• [Work to do]:
Count the lines of the records that contain the string "余拏一小舟". Reply with the number only.

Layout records
- - - - - - -

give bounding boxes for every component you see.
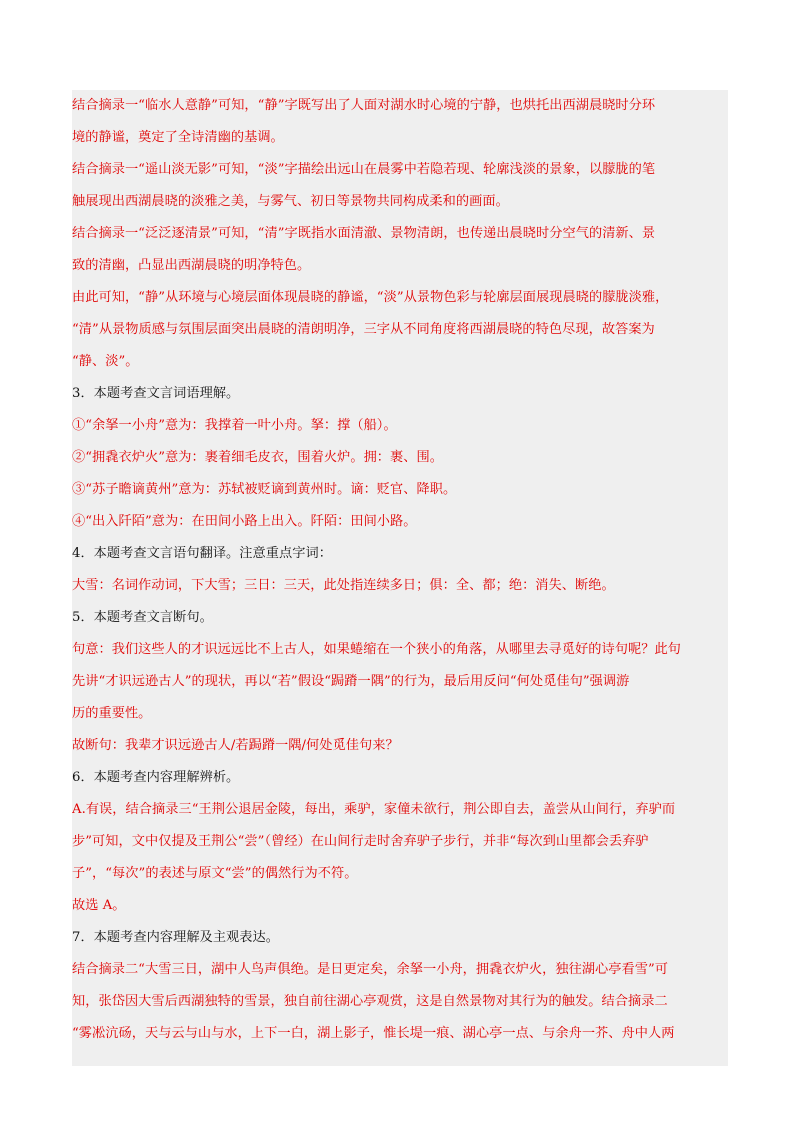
answer-text-line: 句意：我们这些人的才识远远比不上古人，如果蜷缩在一个狭小的角落，从哪里去寻觅好的诗句呢？此句 xyxy=(72,642,681,657)
question-heading-line: 6．本题考查内容理解辨析。 xyxy=(72,770,240,785)
answer-text-line: 故断句：我辈才识远逊古人/若跼蹐一隅/何处觅佳句来？ xyxy=(72,738,399,753)
answer-text-line: 由此可知，“静”从环境与心境层面体现晨晓的静谧，“淡”从景物色彩与轮廓层面展现晨晓的朦胧淡雅， xyxy=(72,290,669,305)
answer-text-line: 结合摘录二“大雪三日，湖中人鸟声俱绝。是日更定矣，余拏一小舟，拥毳衣炉火，独往湖心亭看雪”可 xyxy=(72,962,669,977)
answer-text-line: 结合摘录一“临水人意静”可知，“静”字既写出了人面对湖水时心境的宁静，也烘托出西湖晨晓时分环 xyxy=(72,98,656,113)
answer-text-line: ③“苏子瞻谪黄州”意为：苏轼被贬谪到黄州时。谪：贬官、降职。 xyxy=(72,482,457,497)
answer-text-line: 知，张岱因大雪后西湖独特的雪景，独自前往湖心亭观赏，这是自然景物对其行为的触发。结合摘录二 xyxy=(72,994,668,1009)
answer-text-line: 先讲“才识远逊古人”的现状，再以“若”假设“跼蹐一隅”的行为，最后用反问“何处觅佳句”强调游 xyxy=(72,674,630,689)
answer-text-line: 境的静谧，奠定了全诗清幽的基调。 xyxy=(72,130,284,145)
answer-text-line: 子”，“每次”的表述与原文“尝”的偶然行为不符。 xyxy=(72,866,358,881)
answer-text-line: “雾凇沆砀，天与云与山与水，上下一白，湖上影子，惟长堤一痕、湖心亭一点、与余舟一芥、舟中人两 xyxy=(72,1026,675,1041)
answer-text-line: “清”从景物质感与氛围层面突出晨晓的清朗明净，三字从不同角度将西湖晨晓的特色尽现，故答案为 xyxy=(72,322,655,337)
answer-text-line: 历的重要性。 xyxy=(72,706,152,721)
answer-text-line: 结合摘录一“遥山淡无影”可知，“淡”字描绘出远山在晨雾中若隐若现、轮廓浅淡的景象，以朦胧的笔 xyxy=(72,162,656,177)
answer-text-line: 大雪：名词作动词，下大雪；三日：三天，此处指连续多日；俱：全、都；绝：消失、断绝。 xyxy=(72,578,615,593)
answer-text-line: ①“余拏一小舟”意为：我撑着一叶小舟。拏：撑（船）。 xyxy=(72,418,397,433)
answer-text-line: 步”可知，文中仅提及王荆公“尝”（曾经）在山间行走时舍弃驴子步行，并非“每次到山里都会丢弃驴 xyxy=(72,834,649,849)
answer-text-line: ②“拥毳衣炉火”意为：裹着细毛皮衣，围着火炉。拥：裹、围。 xyxy=(72,450,443,465)
answer-text-line: ④“出入阡陌”意为：在田间小路上出入。阡陌：田间小路。 xyxy=(72,514,417,529)
question-heading-line: 3．本题考查文言词语理解。 xyxy=(72,386,240,401)
question-heading-line: 5．本题考查文言断句。 xyxy=(72,610,213,625)
answer-text-line: 致的清幽，凸显出西湖晨晓的明净特色。 xyxy=(72,258,311,273)
answer-text-line: 故选 A。 xyxy=(72,898,126,913)
answer-explanation-block xyxy=(72,90,728,1066)
question-heading-line: 4．本题考查文言语句翻译。注意重点字词： xyxy=(72,546,332,561)
question-heading-line: 7．本题考查内容理解及主观表达。 xyxy=(72,930,280,945)
answer-text-line: 触展现出西湖晨晓的淡雅之美，与雾气、初日等景物共同构成柔和的画面。 xyxy=(72,194,509,209)
answer-text-line: A.有误，结合摘录三“王荆公退居金陵，每出，乘驴，家僮未欲行，荆公即自去，盖尝从山间行，弃驴而 xyxy=(72,802,676,817)
answer-text-line: “静、淡”。 xyxy=(72,354,139,369)
answer-text-line: 结合摘录一“泛泛逐清景”可知，“清”字既指水面清澈、景物清朗，也传递出晨晓时分空气的清新、景 xyxy=(72,226,656,241)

- - - - - - -

• [Output for this task]:
2